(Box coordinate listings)
--
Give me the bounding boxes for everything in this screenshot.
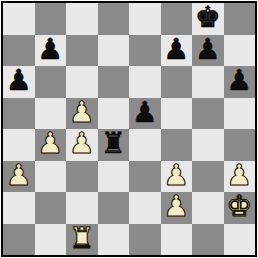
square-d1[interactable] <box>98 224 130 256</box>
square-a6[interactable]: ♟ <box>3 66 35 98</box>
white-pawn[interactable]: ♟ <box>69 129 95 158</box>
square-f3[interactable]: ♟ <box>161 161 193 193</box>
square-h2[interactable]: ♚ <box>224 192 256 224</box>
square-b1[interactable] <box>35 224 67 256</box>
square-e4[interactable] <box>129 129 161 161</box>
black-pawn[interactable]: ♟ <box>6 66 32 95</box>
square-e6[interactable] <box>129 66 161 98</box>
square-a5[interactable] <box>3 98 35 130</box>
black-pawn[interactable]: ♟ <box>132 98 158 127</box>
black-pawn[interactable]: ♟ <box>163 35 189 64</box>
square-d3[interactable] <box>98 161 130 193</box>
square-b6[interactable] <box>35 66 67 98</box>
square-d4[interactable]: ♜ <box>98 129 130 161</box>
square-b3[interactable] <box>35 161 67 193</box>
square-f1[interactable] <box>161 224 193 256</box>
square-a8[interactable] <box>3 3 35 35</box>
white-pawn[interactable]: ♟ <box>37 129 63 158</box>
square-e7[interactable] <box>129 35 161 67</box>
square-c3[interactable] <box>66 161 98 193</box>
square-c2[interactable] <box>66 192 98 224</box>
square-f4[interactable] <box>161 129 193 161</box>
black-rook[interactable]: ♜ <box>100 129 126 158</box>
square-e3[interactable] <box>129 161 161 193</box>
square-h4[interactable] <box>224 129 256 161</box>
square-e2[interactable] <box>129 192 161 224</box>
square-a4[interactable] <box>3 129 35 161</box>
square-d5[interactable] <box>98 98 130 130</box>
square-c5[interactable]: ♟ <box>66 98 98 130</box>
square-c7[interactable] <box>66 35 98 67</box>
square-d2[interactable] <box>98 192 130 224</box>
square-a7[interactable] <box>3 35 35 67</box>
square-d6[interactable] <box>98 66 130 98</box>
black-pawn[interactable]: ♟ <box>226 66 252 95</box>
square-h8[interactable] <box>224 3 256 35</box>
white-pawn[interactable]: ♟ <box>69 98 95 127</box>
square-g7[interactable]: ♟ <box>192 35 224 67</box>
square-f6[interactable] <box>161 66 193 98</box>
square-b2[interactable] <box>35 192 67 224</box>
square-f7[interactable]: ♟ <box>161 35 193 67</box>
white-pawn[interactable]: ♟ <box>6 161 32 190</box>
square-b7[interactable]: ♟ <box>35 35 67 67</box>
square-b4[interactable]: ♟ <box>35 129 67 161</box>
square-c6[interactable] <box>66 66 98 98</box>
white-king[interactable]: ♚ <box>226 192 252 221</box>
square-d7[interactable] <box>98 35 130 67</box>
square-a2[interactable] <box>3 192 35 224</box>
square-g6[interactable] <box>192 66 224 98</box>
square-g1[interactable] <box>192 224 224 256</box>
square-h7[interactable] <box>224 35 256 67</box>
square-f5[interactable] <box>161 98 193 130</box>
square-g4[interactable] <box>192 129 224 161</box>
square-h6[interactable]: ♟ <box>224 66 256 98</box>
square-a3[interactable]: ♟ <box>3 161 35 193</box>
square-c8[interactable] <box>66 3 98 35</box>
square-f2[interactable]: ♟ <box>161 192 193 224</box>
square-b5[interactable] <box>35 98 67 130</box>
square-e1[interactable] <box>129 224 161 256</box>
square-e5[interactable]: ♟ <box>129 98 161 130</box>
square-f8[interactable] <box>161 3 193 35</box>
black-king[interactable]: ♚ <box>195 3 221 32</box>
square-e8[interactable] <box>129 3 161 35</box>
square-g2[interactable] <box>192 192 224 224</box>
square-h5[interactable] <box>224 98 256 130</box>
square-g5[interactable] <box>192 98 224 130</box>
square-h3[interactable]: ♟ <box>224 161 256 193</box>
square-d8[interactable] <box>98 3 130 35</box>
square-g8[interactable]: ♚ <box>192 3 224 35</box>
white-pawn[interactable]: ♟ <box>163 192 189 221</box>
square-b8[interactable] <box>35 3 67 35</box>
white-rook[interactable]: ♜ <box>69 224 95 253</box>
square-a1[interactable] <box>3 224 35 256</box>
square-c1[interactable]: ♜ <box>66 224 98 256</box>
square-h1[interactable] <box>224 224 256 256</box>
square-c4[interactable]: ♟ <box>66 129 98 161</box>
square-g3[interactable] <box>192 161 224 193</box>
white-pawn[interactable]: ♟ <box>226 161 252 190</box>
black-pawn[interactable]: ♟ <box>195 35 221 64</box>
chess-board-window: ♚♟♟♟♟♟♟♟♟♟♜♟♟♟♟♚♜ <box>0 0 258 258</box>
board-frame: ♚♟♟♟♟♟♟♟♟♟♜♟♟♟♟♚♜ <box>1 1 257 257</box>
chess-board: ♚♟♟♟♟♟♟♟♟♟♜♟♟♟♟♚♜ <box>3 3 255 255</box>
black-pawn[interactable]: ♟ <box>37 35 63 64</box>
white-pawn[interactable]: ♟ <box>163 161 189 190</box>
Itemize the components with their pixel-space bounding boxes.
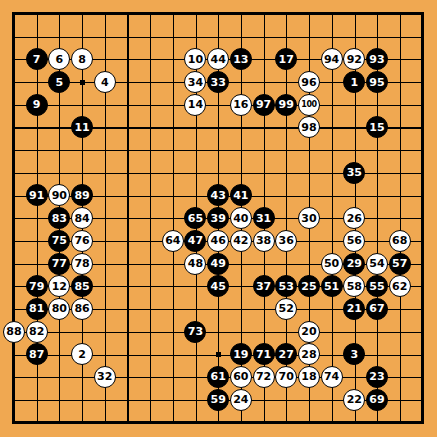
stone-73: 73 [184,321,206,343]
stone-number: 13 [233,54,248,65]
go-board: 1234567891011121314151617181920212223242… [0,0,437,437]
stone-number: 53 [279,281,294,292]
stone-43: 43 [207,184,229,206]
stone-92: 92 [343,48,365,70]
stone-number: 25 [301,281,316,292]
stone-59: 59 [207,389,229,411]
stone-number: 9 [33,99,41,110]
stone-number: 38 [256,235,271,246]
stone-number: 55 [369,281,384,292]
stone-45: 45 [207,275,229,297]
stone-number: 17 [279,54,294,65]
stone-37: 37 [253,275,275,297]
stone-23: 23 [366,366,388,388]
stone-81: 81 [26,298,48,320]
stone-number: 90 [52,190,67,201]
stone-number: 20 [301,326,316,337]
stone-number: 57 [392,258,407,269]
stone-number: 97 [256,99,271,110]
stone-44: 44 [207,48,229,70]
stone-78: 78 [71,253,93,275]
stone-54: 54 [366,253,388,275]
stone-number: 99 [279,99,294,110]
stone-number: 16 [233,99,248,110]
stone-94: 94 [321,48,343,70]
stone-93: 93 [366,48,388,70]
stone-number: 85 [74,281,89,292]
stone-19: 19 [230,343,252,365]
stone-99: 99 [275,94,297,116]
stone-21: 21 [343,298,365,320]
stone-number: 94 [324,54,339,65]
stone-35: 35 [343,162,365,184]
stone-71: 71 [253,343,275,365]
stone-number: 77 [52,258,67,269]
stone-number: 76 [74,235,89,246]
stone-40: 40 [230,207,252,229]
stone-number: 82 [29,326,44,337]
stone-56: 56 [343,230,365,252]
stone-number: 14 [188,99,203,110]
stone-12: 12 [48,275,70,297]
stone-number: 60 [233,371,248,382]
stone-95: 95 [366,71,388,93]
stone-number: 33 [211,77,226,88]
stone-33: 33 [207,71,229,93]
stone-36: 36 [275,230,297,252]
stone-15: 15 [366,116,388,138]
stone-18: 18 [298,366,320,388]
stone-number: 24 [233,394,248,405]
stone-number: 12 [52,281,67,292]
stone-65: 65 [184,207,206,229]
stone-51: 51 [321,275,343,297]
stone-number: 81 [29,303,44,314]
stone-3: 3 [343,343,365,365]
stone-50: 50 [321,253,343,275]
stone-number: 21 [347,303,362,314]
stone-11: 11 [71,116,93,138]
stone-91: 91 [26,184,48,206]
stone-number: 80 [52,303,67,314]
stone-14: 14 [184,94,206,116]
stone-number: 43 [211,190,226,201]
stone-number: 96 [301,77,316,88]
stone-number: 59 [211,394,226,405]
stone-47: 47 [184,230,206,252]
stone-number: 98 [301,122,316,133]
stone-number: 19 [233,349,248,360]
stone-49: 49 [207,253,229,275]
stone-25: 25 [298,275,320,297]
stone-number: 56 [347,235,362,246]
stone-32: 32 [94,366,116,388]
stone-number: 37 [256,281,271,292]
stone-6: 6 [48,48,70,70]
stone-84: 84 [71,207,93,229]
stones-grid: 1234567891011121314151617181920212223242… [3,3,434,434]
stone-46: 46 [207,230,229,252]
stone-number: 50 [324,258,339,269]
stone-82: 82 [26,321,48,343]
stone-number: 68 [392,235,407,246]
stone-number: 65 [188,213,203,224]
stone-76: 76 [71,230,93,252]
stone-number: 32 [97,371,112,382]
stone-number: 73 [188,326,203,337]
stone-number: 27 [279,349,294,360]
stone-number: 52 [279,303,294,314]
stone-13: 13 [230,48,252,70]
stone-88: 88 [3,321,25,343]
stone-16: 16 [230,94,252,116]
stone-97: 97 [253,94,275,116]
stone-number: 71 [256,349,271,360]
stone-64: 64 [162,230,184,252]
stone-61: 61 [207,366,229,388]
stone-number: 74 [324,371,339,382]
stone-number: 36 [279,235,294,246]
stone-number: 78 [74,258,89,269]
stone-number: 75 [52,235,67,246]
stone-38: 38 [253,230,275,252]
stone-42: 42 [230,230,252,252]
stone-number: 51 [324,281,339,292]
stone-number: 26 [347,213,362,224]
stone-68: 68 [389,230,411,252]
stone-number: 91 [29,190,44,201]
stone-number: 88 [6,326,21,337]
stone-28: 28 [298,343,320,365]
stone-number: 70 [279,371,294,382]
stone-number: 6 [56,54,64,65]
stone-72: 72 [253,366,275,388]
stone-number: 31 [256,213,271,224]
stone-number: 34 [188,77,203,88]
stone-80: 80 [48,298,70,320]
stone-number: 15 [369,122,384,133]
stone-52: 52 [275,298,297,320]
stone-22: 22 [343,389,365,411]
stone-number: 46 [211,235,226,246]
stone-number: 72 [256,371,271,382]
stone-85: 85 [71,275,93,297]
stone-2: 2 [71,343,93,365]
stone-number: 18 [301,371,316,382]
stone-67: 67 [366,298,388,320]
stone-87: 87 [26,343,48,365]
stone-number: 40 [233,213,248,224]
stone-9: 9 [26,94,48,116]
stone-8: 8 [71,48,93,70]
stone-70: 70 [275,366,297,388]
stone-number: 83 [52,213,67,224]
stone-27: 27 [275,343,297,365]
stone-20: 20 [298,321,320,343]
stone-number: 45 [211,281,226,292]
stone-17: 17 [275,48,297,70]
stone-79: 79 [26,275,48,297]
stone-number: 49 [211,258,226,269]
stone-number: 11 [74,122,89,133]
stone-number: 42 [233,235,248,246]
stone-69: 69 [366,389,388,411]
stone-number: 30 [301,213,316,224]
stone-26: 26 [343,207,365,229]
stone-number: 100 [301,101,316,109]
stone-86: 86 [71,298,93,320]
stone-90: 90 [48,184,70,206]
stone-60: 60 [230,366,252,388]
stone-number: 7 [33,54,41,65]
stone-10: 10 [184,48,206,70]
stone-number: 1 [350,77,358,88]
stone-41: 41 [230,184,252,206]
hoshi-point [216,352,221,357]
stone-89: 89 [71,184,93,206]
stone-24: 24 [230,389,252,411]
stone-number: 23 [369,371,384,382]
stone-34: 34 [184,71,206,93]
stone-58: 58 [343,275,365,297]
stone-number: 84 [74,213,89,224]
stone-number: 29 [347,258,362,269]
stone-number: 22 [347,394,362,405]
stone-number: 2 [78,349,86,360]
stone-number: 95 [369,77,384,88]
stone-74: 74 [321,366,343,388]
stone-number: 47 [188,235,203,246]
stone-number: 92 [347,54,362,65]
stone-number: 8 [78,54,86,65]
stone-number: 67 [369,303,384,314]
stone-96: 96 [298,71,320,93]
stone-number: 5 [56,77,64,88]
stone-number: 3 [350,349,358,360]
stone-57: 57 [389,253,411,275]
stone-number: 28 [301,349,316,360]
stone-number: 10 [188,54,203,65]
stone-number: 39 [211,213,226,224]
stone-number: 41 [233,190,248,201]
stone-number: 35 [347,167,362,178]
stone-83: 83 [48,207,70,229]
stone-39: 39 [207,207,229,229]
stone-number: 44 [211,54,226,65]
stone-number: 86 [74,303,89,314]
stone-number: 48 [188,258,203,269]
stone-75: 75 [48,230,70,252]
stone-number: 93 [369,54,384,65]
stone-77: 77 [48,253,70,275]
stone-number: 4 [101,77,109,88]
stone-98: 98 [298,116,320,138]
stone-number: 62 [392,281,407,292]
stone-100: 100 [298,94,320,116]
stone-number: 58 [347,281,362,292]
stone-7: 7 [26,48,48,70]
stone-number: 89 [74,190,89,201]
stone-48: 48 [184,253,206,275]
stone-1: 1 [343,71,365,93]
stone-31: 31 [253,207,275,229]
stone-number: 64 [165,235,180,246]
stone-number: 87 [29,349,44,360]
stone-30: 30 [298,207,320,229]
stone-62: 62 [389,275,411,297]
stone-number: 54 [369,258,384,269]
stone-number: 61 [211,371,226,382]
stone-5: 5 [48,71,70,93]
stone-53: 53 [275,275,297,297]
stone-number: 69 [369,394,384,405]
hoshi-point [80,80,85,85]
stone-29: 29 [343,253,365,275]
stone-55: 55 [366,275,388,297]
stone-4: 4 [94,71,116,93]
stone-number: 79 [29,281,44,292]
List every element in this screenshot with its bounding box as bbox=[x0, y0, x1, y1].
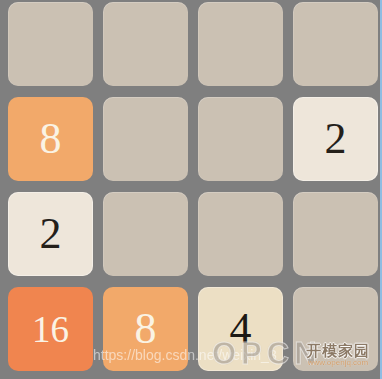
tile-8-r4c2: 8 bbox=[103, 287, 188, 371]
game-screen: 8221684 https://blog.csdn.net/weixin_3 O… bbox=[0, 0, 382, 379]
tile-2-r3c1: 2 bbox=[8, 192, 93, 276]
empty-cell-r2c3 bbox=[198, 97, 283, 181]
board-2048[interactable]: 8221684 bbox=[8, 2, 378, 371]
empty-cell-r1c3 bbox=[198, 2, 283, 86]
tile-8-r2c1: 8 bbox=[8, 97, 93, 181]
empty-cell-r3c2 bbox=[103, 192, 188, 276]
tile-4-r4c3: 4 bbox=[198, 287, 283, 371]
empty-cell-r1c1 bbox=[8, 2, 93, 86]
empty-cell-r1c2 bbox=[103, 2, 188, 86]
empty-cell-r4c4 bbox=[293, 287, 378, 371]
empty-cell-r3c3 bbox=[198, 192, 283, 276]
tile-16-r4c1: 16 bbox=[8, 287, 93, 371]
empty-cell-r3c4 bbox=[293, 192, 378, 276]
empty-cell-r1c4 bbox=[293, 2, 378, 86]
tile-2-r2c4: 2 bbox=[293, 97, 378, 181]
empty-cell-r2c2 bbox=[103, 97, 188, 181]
--
◆ PROBLEM STATEMENT: Rewrite the data from the line containing "tile-8-r4c2: 8 bbox=[103, 287, 188, 371]" through the end, replacing "bbox" with "box" and leaving everything else unchanged.

◆ SOLUTION TO THIS TASK:
tile-8-r4c2: 8 box=[103, 287, 188, 371]
game-screen: 8221684 https://blog.csdn.net/weixin_3 O… box=[0, 0, 382, 379]
tile-2-r3c1: 2 box=[8, 192, 93, 276]
empty-cell-r2c3 box=[198, 97, 283, 181]
board-2048[interactable]: 8221684 box=[8, 2, 378, 371]
empty-cell-r1c3 box=[198, 2, 283, 86]
tile-8-r2c1: 8 box=[8, 97, 93, 181]
empty-cell-r3c2 box=[103, 192, 188, 276]
tile-4-r4c3: 4 box=[198, 287, 283, 371]
empty-cell-r1c1 box=[8, 2, 93, 86]
empty-cell-r1c2 box=[103, 2, 188, 86]
empty-cell-r4c4 box=[293, 287, 378, 371]
empty-cell-r3c3 box=[198, 192, 283, 276]
tile-16-r4c1: 16 box=[8, 287, 93, 371]
empty-cell-r3c4 box=[293, 192, 378, 276]
empty-cell-r1c4 box=[293, 2, 378, 86]
tile-2-r2c4: 2 box=[293, 97, 378, 181]
empty-cell-r2c2 box=[103, 97, 188, 181]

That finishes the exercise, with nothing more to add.